• **What the task requires**: Pull each line holding the word "text" from the data.

• **Stored data**:
====================
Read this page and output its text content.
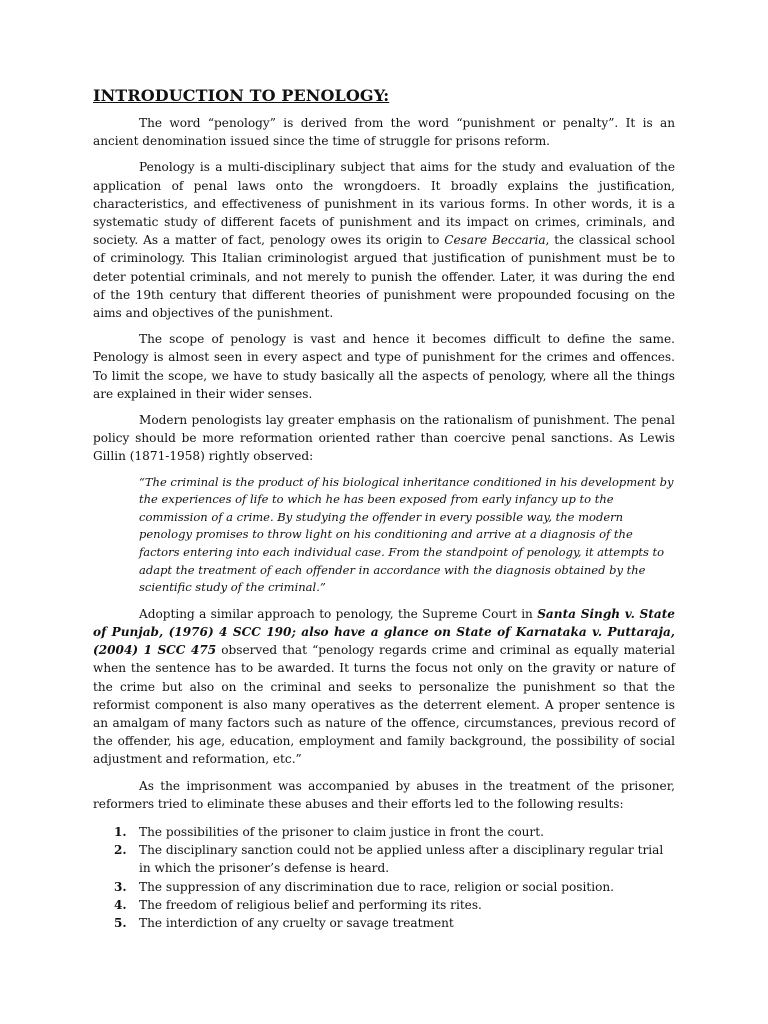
INTRODUCTION TO PENOLOGY:

The word “penology” is derived from the word “punishment or penalty”. It is an ancient denomination issued since the time of struggle for prisons reform.

Penology is a multi-disciplinary subject that aims for the study and evaluation of the application of penal laws onto the wrongdoers. It broadly explains the justification, characteristics, and effectiveness of punishment in its various forms. In other words, it is a systematic study of different facets of punishment and its impact on crimes, criminals, and society. As a matter of fact, penology owes its origin to Cesare Beccaria, the classical school of criminology. This Italian criminologist argued that justification of punishment must be to deter potential criminals, and not merely to punish the offender. Later, it was during the end of the 19th century that different theories of punishment were propounded focusing on the aims and objectives of the punishment.

The scope of penology is vast and hence it becomes difficult to define the same. Penology is almost seen in every aspect and type of punishment for the crimes and offences. To limit the scope, we have to study basically all the aspects of penology, where all the things are explained in their wider senses.

Modern penologists lay greater emphasis on the rationalism of punishment. The penal policy should be more reformation oriented rather than coercive penal sanctions. As Lewis Gillin (1871-1958) rightly observed:

“The criminal is the product of his biological inheritance conditioned in his development by the experiences of life to which he has been exposed from early infancy up to the commission of a crime. By studying the offender in every possible way, the modern penology promises to throw light on his conditioning and arrive at a diagnosis of the factors entering into each individual case. From the standpoint of penology, it attempts to adapt the treatment of each offender in accordance with the diagnosis obtained by the scientific study of the criminal.”

Adopting a similar approach to penology, the Supreme Court in Santa Singh v. State of Punjab, (1976) 4 SCC 190; also have a glance on State of Karnataka v. Puttaraja, (2004) 1 SCC 475 observed that “penology regards crime and criminal as equally material when the sentence has to be awarded. It turns the focus not only on the gravity or nature of the crime but also on the criminal and seeks to personalize the punishment so that the reformist component is also many operatives as the deterrent element. A proper sentence is an amalgam of many factors such as nature of the offence, circumstances, previous record of the offender, his age, education, employment and family background, the possibility of social adjustment and reformation, etc.”

As the imprisonment was accompanied by abuses in the treatment of the prisoner, reformers tried to eliminate these abuses and their efforts led to the following results:

1. The possibilities of the prisoner to claim justice in front the court.
2. The disciplinary sanction could not be applied unless after a disciplinary regular trial in which the prisoner’s defense is heard.
3. The suppression of any discrimination due to race, religion or social position.
4. The freedom of religious belief and performing its rites.
5. The interdiction of any cruelty or savage treatment
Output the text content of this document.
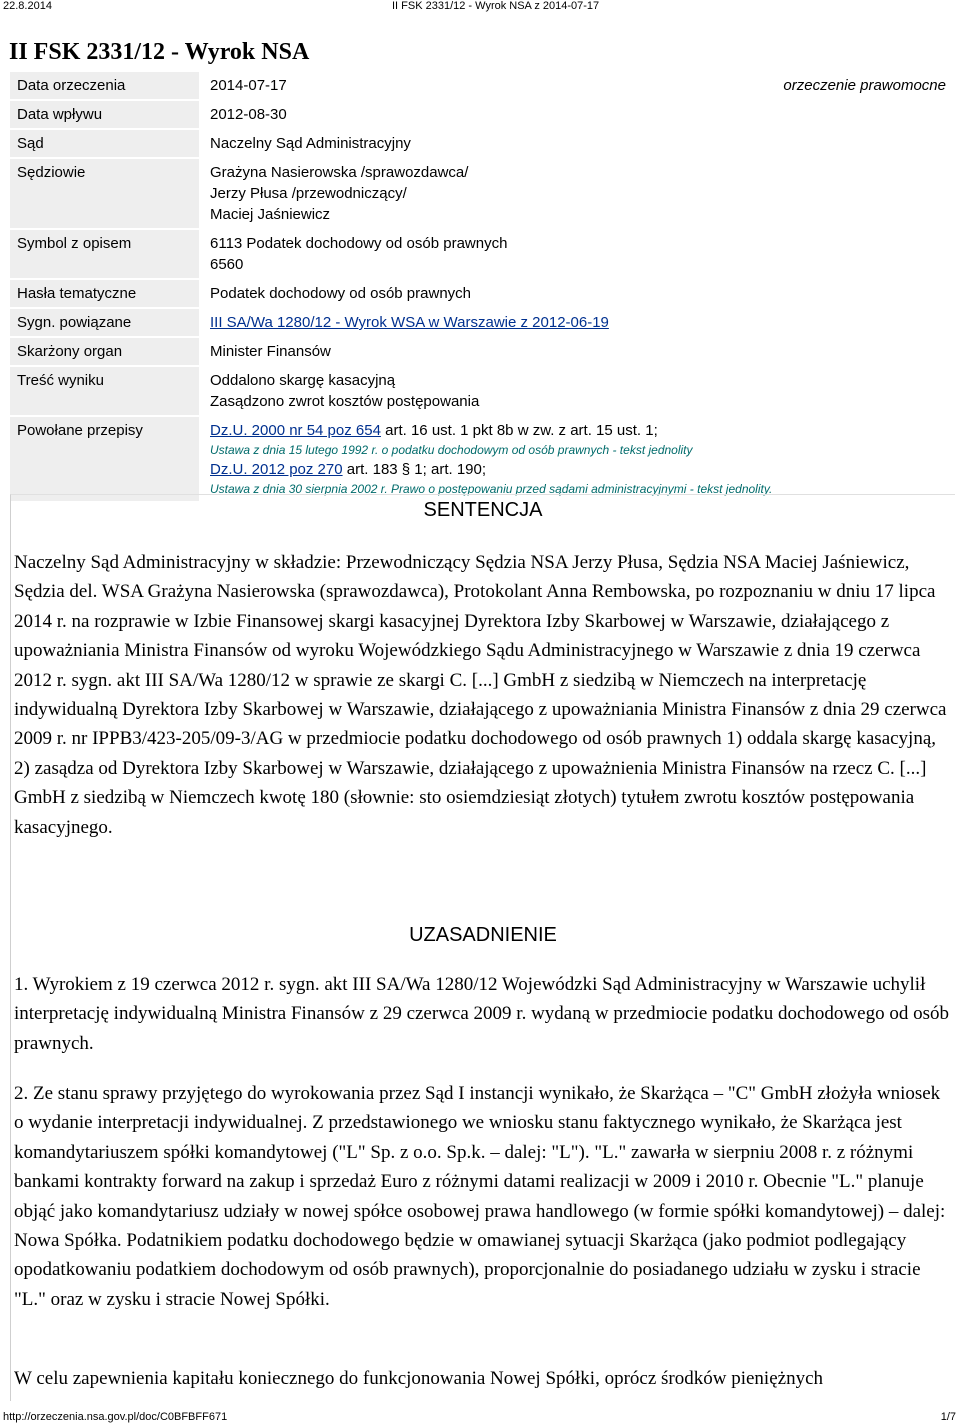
22.8.2014	II FSK 2331/12 - Wyrok NSA z 2014-07-17
II FSK 2331/12 - Wyrok NSA
Data orzeczenia	2014-07-17 orzeczenie prawomocne

Data wpływu	2012-08-30
Sąd	Naczelny Sąd Administracyjny
Sędziowie	Grażyna Nasierowska /sprawozdawca/
Jerzy Płusa /przewodniczący/
Maciej Jaśniewicz

Symbol z opisem	6113 Podatek dochodowy od osób prawnych
6560

Hasła tematyczne	Podatek dochodowy od osób prawnych
Sygn. powiązane	III SA/Wa 1280/12 - Wyrok WSA w Warszawie z 2012-06-19
Skarżony organ	Minister Finansów
Treść wyniku	Oddalono skargę kasacyjną
Zasądzono zwrot kosztów postępowania

Powołane przepisy	Dz.U. 2000 nr 54 poz 654 art. 16 ust. 1 pkt 8b w zw. z art. 15 ust. 1;
Ustawa z dnia 15 lutego 1992 r. o podatku dochodowym od osób prawnych - tekst jednolity
Dz.U. 2012 poz 270 art. 183 § 1; art. 190;
Ustawa z dnia 30 sierpnia 2002 r. Prawo o postępowaniu przed sądami administracyjnymi - tekst jednolity.
SENTENCJA

Naczelny Sąd Administracyjny w składzie: Przewodniczący Sędzia NSA Jerzy Płusa, Sędzia NSA Maciej Jaśniewicz, Sędzia del. WSA Grażyna Nasierowska (sprawozdawca), Protokolant Anna Rembowska, po rozpoznaniu w dniu 17 lipca 2014 r. na rozprawie w Izbie Finansowej skargi kasacyjnej Dyrektora Izby Skarbowej w Warszawie, działającego z upoważniania Ministra Finansów od wyroku Wojewódzkiego Sądu Administracyjnego w Warszawie z dnia 19 czerwca 2012 r. sygn. akt III SA/Wa 1280/12 w sprawie ze skargi C. [...] GmbH z siedzibą w Niemczech na interpretację indywidualną Dyrektora Izby Skarbowej w Warszawie, działającego z upoważniania Ministra Finansów z dnia 29 czerwca 2009 r. nr IPPB3/423-205/09-3/AG w przedmiocie podatku dochodowego od osób prawnych 1) oddala skargę kasacyjną, 2) zasądza od Dyrektora Izby Skarbowej w Warszawie, działającego z upoważnienia Ministra Finansów na rzecz C. [...] GmbH z siedzibą w Niemczech kwotę 180 (słownie: sto osiemdziesiąt złotych) tytułem zwrotu kosztów postępowania kasacyjnego.

UZASADNIENIE

1. Wyrokiem z 19 czerwca 2012 r. sygn. akt III SA/Wa 1280/12 Wojewódzki Sąd Administracyjny w Warszawie uchylił interpretację indywidualną Ministra Finansów z 29 czerwca 2009 r. wydaną w przedmiocie podatku dochodowego od osób prawnych.

2. Ze stanu sprawy przyjętego do wyrokowania przez Sąd I instancji wynikało, że Skarżąca – "C" GmbH złożyła wniosek o wydanie interpretacji indywidualnej. Z przedstawionego we wniosku stanu faktycznego wynikało, że Skarżąca jest komandytariuszem spółki komandytowej ("L" Sp. z o.o. Sp.k. – dalej: "L"). "L." zawarła w sierpniu 2008 r. z różnymi bankami kontrakty forward na zakup i sprzedaż Euro z różnymi datami realizacji w 2009 i 2010 r. Obecnie "L." planuje objąć jako komandytariusz udziały w nowej spółce osobowej prawa handlowego (w formie spółki komandytowej) – dalej: Nowa Spółka. Podatnikiem podatku dochodowego będzie w omawianej sytuacji Skarżąca (jako podmiot podlegający opodatkowaniu podatkiem dochodowym od osób prawnych), proporcjonalnie do posiadanego udziału w zysku i stracie "L." oraz w zysku i stracie Nowej Spółki.

W celu zapewnienia kapitału koniecznego do funkcjonowania Nowej Spółki, oprócz środków pieniężnych

http://orzeczenia.nsa.gov.pl/doc/C0BFBFF671	1/7
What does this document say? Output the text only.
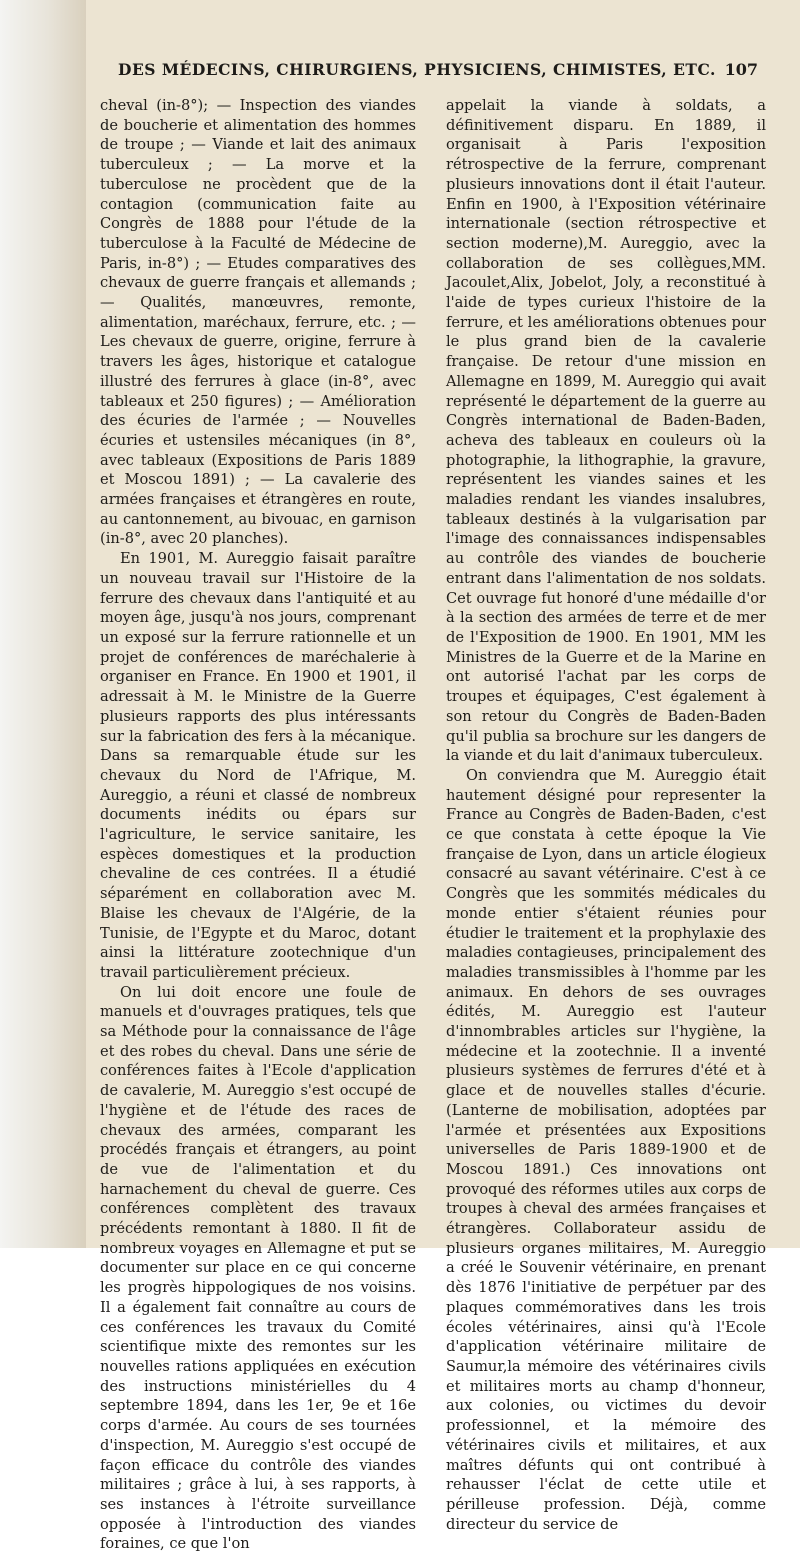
DES MÉDECINS, CHIRURGIENS, PHYSICIENS, CHIMISTES, ETC. 107

cheval (in-8°); — Inspection des viandes de boucherie et alimentation des hommes de troupe ; — Viande et lait des animaux tuberculeux ; — La morve et la tuberculose ne procèdent que de la contagion (communication faite au Congrès de 1888 pour l'étude de la tuberculose à la Faculté de Médecine de Paris, in-8°) ; — Etudes comparatives des chevaux de guerre français et allemands ; — Qualités, manœuvres, remonte, alimentation, maréchaux, ferrure, etc. ; — Les chevaux de guerre, origine, ferrure à travers les âges, historique et catalogue illustré des ferrures à glace (in-8°, avec tableaux et 250 figures) ; — Amélioration des écuries de l'armée ; — Nouvelles écuries et ustensiles mécaniques (in 8°, avec tableaux (Expositions de Paris 1889 et Moscou 1891) ; — La cavalerie des armées françaises et étrangères en route, au cantonnement, au bivouac, en garnison (in-8°, avec 20 planches).

En 1901, M. Aureggio faisait paraître un nouveau travail sur l'Histoire de la ferrure des chevaux dans l'antiquité et au moyen âge, jusqu'à nos jours, comprenant un exposé sur la ferrure rationnelle et un projet de conférences de maréchalerie à organiser en France. En 1900 et 1901, il adressait à M. le Ministre de la Guerre plusieurs rapports des plus intéressants sur la fabrication des fers à la mécanique. Dans sa remarquable étude sur les chevaux du Nord de l'Afrique, M. Aureggio, a réuni et classé de nombreux documents inédits ou épars sur l'agriculture, le service sanitaire, les espèces domestiques et la production chevaline de ces contrées. Il a étudié séparément en collaboration avec M. Blaise les chevaux de l'Algérie, de la Tunisie, de l'Egypte et du Maroc, dotant ainsi la littérature zootechnique d'un travail particulièrement précieux.

On lui doit encore une foule de manuels et d'ouvrages pratiques, tels que sa Méthode pour la connaissance de l'âge et des robes du cheval. Dans une série de conférences faites à l'Ecole d'application de cavalerie, M. Aureggio s'est occupé de l'hygiène et de l'étude des races de chevaux des armées, comparant les procédés français et étrangers, au point de vue de l'alimentation et du harnachement du cheval de guerre. Ces conférences complètent des travaux précédents remontant à 1880. Il fit de nombreux voyages en Allemagne et put se documenter sur place en ce qui concerne les progrès hippologiques de nos voisins. Il a également fait connaître au cours de ces conférences les travaux du Comité scientifique mixte des remontes sur les nouvelles rations appliquées en exécution des instructions ministérielles du 4 septembre 1894, dans les 1er, 9e et 16e corps d'armée. Au cours de ses tournées d'inspection, M. Aureggio s'est occupé de façon efficace du contrôle des viandes militaires ; grâce à lui, à ses rapports, à ses instances à l'étroite surveillance opposée à l'introduction des viandes foraines, ce que l'on

appelait la viande à soldats, a définitivement disparu. En 1889, il organisait à Paris l'exposition rétrospective de la ferrure, comprenant plusieurs innovations dont il était l'auteur. Enfin en 1900, à l'Exposition vétérinaire internationale (section rétrospective et section moderne),M. Aureggio, avec la collaboration de ses collègues,MM. Jacoulet,Alix, Jobelot, Joly, a reconstitué à l'aide de types curieux l'histoire de la ferrure, et les améliorations obtenues pour le plus grand bien de la cavalerie française. De retour d'une mission en Allemagne en 1899, M. Aureggio qui avait représenté le département de la guerre au Congrès international de Baden-Baden, acheva des tableaux en couleurs où la photographie, la lithographie, la gravure, représentent les viandes saines et les maladies rendant les viandes insalubres, tableaux destinés à la vulgarisation par l'image des connaissances indispensables au contrôle des viandes de boucherie entrant dans l'alimentation de nos soldats. Cet ouvrage fut honoré d'une médaille d'or à la section des armées de terre et de mer de l'Exposition de 1900. En 1901, MM les Ministres de la Guerre et de la Marine en ont autorisé l'achat par les corps de troupes et équipages, C'est également à son retour du Congrès de Baden-Baden qu'il publia sa brochure sur les dangers de la viande et du lait d'animaux tuberculeux.

On conviendra que M. Aureggio était hautement désigné pour representer la France au Congrès de Baden-Baden, c'est ce que constata à cette époque la Vie française de Lyon, dans un article élogieux consacré au savant vétérinaire. C'est à ce Congrès que les sommités médicales du monde entier s'étaient réunies pour étudier le traitement et la prophylaxie des maladies contagieuses, principalement des maladies transmissibles à l'homme par les animaux. En dehors de ses ouvrages édités, M. Aureggio est l'auteur d'innombrables articles sur l'hygiène, la médecine et la zootechnie. Il a inventé plusieurs systèmes de ferrures d'été et à glace et de nouvelles stalles d'écurie. (Lanterne de mobilisation, adoptées par l'armée et présentées aux Expositions universelles de Paris 1889-1900 et de Moscou 1891.) Ces innovations ont provoqué des réformes utiles aux corps de troupes à cheval des armées françaises et étrangères. Collaborateur assidu de plusieurs organes militaires, M. Aureggio a créé le Souvenir vétérinaire, en prenant dès 1876 l'initiative de perpétuer par des plaques commémoratives dans les trois écoles vétérinaires, ainsi qu'à l'Ecole d'application vétérinaire militaire de Saumur,la mémoire des vétérinaires civils et militaires morts au champ d'honneur, aux colonies, ou victimes du devoir professionnel, et la mémoire des vétérinaires civils et militaires, et aux maîtres défunts qui ont contribué à rehausser l'éclat de cette utile et périlleuse profession. Déjà, comme directeur du service de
====================
• **In response**:
Read this page and output its text content.
Output the text content of this document.
What does this document say? Output the text only.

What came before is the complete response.